Provided records
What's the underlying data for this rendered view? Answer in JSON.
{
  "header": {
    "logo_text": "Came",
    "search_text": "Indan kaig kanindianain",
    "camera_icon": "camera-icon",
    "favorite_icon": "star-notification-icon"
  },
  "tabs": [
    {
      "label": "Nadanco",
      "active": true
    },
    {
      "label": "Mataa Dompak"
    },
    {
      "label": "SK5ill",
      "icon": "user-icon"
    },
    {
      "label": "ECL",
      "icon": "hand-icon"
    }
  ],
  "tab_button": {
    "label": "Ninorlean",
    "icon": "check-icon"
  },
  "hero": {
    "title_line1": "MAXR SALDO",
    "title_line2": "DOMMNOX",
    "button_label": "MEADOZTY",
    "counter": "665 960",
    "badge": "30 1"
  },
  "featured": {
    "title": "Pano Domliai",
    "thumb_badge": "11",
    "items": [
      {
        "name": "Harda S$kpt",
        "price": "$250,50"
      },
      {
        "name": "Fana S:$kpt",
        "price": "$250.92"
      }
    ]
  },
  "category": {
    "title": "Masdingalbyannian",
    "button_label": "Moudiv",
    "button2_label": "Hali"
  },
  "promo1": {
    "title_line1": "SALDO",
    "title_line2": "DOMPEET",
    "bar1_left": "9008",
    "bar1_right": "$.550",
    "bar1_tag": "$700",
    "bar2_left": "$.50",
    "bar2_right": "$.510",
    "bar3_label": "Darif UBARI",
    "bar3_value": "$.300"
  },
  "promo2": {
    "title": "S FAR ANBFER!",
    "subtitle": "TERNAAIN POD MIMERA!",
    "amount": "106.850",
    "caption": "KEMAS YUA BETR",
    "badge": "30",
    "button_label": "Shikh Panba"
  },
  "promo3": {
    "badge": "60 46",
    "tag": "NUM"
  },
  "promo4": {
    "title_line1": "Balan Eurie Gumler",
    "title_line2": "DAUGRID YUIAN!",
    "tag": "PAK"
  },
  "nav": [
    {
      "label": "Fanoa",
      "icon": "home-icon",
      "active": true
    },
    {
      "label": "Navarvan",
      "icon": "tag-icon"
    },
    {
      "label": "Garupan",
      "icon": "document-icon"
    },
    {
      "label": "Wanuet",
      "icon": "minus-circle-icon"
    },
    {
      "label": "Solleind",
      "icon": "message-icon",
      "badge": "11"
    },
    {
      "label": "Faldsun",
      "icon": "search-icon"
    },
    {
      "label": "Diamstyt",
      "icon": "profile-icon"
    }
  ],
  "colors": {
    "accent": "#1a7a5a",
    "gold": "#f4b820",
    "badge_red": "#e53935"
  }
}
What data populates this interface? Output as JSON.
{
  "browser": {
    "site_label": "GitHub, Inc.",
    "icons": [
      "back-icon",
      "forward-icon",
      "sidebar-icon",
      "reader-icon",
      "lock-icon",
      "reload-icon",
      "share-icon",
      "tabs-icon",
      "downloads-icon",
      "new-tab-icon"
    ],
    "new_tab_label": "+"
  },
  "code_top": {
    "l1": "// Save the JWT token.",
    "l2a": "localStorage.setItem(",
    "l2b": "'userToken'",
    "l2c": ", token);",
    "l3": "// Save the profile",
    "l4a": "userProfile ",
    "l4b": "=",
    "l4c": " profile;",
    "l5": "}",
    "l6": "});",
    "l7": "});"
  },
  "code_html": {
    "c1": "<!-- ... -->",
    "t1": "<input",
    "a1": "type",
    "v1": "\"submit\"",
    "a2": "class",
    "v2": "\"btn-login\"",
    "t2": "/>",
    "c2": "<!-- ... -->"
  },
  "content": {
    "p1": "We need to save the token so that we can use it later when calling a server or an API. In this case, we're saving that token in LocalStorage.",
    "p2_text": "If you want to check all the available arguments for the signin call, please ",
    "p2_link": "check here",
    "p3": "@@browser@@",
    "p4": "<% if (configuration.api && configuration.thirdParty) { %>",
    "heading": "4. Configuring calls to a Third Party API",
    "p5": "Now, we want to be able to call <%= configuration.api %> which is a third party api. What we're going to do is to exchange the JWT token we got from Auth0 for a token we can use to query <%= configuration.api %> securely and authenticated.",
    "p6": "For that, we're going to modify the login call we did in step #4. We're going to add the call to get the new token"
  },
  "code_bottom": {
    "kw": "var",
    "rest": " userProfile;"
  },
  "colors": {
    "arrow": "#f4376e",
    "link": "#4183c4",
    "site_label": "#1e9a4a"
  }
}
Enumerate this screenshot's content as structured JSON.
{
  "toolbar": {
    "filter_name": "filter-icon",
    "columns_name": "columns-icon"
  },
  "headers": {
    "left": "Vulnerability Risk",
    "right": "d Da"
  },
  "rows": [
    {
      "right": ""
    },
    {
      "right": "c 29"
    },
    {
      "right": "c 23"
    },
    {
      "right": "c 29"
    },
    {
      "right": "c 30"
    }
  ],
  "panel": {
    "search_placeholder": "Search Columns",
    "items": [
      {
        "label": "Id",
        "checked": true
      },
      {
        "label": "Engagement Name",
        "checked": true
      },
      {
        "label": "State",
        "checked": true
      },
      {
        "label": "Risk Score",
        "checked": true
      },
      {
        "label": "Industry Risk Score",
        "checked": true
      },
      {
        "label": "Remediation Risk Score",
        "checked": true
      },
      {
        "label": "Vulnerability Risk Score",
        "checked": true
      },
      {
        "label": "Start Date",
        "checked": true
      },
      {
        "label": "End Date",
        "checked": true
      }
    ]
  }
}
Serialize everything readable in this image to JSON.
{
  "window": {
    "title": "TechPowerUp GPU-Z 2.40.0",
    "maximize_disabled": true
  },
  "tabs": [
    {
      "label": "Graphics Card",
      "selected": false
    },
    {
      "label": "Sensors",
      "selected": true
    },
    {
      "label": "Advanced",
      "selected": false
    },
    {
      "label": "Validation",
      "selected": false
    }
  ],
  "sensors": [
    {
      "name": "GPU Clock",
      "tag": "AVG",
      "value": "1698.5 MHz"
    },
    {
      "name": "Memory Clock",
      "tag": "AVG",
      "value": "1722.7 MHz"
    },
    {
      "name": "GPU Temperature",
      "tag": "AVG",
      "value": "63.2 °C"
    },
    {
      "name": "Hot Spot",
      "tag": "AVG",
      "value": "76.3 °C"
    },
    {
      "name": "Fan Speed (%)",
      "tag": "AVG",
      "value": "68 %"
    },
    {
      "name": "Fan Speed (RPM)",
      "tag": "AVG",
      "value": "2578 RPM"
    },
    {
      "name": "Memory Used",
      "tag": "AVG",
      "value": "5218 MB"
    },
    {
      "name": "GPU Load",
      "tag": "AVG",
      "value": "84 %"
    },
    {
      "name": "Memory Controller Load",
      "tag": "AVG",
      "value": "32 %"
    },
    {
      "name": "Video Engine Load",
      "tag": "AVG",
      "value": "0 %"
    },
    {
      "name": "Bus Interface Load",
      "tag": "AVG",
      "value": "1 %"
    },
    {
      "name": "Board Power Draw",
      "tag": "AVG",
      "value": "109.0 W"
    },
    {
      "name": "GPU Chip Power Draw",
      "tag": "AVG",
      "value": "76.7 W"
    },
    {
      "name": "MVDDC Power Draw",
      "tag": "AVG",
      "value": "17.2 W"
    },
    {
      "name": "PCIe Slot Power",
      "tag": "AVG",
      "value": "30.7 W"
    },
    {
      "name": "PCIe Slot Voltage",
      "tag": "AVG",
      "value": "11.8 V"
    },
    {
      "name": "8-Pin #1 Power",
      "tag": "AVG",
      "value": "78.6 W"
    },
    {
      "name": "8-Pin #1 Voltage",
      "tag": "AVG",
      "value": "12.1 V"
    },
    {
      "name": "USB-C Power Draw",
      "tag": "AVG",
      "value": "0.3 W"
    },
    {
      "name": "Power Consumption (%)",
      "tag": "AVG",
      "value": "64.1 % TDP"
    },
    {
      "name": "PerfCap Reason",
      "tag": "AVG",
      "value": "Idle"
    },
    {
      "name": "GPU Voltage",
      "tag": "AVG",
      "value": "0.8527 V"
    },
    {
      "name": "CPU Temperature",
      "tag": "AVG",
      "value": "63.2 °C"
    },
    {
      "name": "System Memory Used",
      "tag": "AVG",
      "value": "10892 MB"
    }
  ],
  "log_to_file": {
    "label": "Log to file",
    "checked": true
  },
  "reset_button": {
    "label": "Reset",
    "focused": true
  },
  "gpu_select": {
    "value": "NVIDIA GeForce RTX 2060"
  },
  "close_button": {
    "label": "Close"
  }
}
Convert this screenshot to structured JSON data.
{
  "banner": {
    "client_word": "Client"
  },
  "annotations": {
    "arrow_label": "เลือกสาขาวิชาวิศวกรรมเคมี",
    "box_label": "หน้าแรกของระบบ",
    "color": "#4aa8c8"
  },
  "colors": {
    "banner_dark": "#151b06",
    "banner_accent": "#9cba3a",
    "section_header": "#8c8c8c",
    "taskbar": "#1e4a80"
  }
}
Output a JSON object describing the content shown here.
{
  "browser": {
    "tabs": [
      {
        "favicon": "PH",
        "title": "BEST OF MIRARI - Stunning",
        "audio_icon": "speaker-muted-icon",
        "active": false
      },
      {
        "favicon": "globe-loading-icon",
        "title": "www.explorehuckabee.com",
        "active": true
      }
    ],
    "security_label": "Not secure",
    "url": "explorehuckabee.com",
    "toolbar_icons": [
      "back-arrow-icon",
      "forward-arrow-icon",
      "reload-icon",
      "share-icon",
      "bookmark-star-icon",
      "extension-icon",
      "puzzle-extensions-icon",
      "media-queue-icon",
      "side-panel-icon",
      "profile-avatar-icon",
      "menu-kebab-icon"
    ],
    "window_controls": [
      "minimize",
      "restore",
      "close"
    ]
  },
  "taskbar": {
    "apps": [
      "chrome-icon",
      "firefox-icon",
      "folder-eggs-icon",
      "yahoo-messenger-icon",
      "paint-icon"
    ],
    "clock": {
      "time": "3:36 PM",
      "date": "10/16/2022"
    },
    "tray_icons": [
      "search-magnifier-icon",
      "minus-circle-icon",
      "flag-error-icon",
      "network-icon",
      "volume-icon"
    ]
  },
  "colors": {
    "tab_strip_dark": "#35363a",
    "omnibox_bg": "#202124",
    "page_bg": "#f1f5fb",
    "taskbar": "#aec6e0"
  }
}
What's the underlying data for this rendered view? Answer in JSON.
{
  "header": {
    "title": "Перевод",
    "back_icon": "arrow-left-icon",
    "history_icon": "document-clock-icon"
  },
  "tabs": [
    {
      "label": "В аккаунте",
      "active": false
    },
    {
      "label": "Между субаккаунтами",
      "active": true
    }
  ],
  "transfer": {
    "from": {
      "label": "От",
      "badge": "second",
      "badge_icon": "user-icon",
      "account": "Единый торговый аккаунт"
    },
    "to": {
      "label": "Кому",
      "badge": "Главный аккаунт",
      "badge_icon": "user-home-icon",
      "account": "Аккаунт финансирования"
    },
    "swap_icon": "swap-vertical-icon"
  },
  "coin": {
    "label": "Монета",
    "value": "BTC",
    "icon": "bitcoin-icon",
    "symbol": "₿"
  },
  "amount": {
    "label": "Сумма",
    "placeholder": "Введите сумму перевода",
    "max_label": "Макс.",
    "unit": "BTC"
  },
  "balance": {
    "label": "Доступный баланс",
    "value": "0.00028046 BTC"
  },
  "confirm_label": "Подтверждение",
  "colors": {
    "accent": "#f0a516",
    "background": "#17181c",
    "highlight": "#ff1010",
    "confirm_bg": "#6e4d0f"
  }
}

Your goal
Provide the count, and nothing else, of lines in the data above where the word "login" occurs.

Solution for this task
2